Tarea: Indica cuántas de las líneas siguientes contienen la cadena "label", teniendo en cuenta mayúsculas y minúsculas. Escribe solo el número.

Datos de trabajo:
-*-*-
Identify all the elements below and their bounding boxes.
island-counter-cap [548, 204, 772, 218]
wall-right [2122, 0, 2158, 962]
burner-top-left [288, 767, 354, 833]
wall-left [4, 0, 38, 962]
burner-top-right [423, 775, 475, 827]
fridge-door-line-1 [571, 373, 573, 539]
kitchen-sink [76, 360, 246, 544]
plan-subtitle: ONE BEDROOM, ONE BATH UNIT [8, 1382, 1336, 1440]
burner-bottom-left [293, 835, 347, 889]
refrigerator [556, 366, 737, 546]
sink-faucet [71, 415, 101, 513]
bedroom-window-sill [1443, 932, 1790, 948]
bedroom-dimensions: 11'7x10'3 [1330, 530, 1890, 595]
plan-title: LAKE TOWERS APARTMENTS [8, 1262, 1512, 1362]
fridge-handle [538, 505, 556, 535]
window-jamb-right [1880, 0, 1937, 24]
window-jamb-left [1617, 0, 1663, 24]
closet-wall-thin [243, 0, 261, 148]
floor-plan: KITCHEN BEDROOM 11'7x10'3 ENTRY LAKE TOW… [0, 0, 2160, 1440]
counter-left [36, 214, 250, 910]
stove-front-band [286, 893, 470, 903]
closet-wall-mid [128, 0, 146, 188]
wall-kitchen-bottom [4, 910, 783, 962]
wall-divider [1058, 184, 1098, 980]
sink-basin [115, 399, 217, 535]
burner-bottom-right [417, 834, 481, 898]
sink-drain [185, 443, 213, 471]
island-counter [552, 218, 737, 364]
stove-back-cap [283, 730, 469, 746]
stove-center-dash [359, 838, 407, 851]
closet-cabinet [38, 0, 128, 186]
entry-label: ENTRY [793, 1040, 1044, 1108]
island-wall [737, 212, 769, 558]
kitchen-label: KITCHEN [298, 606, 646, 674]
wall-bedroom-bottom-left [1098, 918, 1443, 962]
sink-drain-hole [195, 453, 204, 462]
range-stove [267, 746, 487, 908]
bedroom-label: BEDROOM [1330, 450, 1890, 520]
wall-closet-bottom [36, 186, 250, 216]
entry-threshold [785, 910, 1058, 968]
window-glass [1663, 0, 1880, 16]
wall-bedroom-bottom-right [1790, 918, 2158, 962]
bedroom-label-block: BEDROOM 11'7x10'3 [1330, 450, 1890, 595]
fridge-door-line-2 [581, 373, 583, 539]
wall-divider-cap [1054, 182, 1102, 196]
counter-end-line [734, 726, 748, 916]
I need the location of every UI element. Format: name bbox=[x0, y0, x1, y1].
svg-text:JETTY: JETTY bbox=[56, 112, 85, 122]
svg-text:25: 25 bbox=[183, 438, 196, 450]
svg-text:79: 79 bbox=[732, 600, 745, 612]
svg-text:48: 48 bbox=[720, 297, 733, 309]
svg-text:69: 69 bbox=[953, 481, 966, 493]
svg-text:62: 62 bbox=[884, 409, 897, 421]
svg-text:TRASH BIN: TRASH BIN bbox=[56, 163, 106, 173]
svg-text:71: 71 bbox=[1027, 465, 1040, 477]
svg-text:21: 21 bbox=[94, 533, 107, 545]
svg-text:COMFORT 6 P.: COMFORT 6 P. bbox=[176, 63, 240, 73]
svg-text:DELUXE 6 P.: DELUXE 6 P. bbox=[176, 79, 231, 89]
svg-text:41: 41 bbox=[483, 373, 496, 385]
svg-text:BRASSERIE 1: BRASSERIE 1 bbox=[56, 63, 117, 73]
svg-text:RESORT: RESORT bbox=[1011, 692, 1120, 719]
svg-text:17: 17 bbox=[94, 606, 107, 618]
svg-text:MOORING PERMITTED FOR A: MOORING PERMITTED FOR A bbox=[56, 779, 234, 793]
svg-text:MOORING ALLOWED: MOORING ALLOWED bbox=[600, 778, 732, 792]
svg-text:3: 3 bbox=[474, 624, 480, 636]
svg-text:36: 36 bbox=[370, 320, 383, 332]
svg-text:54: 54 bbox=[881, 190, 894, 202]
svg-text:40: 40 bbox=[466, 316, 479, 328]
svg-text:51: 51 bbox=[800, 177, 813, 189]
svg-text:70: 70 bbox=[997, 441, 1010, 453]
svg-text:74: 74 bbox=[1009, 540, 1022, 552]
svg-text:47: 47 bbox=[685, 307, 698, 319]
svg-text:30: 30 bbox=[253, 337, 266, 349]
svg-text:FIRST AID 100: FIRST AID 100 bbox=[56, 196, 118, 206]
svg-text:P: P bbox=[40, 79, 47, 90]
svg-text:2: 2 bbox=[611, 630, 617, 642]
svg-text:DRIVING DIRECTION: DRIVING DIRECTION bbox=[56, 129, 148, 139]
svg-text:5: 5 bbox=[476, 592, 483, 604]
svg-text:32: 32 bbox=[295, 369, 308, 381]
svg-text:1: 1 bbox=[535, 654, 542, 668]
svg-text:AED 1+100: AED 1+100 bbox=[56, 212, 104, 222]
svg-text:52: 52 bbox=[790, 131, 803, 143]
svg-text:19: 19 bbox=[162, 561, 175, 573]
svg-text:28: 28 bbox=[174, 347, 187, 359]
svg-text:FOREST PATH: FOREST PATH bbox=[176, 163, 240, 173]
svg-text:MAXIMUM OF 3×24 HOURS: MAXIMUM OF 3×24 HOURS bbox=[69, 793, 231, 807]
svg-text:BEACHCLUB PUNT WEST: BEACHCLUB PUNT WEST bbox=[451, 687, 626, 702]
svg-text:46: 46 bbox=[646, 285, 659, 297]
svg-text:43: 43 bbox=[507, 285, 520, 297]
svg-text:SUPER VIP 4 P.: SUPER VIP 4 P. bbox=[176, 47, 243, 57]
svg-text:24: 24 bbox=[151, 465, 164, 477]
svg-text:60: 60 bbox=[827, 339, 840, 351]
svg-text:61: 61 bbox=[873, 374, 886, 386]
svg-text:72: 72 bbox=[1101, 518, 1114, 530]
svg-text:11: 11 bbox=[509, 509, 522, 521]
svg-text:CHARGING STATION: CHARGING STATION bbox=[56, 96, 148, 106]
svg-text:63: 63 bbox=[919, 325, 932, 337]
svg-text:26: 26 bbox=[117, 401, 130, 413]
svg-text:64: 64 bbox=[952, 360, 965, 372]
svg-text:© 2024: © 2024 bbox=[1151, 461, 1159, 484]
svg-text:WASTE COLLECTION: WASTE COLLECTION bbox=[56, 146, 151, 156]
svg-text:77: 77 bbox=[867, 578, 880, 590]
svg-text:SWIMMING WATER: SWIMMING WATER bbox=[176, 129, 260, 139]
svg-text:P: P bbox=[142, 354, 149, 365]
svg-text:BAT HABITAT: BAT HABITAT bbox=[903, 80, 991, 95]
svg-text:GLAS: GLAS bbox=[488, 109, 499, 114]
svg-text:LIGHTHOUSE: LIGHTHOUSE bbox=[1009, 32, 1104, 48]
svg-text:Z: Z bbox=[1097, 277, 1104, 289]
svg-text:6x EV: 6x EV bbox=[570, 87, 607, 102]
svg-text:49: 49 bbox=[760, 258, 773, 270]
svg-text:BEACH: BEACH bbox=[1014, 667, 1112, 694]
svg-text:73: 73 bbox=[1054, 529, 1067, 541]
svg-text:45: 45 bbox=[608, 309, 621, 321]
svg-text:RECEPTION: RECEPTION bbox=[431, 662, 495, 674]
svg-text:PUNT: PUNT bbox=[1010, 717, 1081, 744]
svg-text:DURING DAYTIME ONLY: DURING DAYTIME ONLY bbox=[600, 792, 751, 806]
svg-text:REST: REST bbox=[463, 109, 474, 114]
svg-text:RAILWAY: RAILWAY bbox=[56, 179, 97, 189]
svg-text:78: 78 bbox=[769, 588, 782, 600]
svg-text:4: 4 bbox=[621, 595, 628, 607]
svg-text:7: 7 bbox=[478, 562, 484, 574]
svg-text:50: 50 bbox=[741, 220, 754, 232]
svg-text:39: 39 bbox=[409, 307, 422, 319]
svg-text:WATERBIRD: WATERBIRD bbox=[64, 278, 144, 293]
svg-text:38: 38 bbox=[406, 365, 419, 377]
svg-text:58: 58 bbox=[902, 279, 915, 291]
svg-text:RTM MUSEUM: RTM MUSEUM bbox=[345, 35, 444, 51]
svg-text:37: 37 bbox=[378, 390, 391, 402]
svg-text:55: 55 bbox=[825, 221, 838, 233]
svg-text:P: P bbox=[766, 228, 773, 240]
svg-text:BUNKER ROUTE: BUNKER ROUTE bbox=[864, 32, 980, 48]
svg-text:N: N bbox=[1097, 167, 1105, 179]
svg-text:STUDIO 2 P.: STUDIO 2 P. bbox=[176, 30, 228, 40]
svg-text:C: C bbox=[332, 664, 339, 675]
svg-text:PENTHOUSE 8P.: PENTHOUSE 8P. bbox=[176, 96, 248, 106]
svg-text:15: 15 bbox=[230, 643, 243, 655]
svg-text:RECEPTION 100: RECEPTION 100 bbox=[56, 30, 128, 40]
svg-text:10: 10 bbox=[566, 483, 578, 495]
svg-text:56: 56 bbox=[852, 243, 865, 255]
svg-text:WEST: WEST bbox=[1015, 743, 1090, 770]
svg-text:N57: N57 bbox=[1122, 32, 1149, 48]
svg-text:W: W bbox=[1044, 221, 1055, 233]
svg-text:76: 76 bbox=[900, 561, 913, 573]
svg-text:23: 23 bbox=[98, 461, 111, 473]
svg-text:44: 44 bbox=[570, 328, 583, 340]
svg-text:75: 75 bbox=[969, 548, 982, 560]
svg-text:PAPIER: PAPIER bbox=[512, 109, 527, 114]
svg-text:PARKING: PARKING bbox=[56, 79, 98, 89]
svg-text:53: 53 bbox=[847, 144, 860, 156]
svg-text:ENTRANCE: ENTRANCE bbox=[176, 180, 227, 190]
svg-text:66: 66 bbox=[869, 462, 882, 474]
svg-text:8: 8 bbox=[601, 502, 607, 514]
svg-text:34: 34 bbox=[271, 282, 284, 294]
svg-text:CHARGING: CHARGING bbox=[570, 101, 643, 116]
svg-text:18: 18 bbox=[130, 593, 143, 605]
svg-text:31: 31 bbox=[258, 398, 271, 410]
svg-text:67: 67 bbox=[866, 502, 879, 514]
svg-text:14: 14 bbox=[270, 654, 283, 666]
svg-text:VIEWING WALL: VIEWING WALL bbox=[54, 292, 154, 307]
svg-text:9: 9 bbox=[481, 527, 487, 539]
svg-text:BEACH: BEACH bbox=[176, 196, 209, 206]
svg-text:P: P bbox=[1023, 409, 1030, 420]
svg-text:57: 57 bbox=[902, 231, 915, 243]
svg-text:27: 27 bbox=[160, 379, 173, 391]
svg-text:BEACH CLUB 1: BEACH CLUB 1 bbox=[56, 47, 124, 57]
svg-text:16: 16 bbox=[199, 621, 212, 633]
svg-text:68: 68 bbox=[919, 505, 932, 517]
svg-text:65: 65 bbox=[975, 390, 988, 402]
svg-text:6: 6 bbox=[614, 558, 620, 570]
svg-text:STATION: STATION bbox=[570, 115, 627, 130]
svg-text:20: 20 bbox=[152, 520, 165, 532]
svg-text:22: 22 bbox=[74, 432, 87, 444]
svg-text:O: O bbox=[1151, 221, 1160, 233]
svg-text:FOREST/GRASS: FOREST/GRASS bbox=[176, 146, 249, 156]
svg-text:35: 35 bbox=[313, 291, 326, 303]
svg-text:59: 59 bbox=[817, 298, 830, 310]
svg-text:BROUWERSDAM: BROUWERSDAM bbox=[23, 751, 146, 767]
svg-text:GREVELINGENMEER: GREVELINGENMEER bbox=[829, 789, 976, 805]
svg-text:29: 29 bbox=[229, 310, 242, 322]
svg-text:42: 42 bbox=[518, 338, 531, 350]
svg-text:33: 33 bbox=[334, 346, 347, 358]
-*-*-
Respuesta completa: 4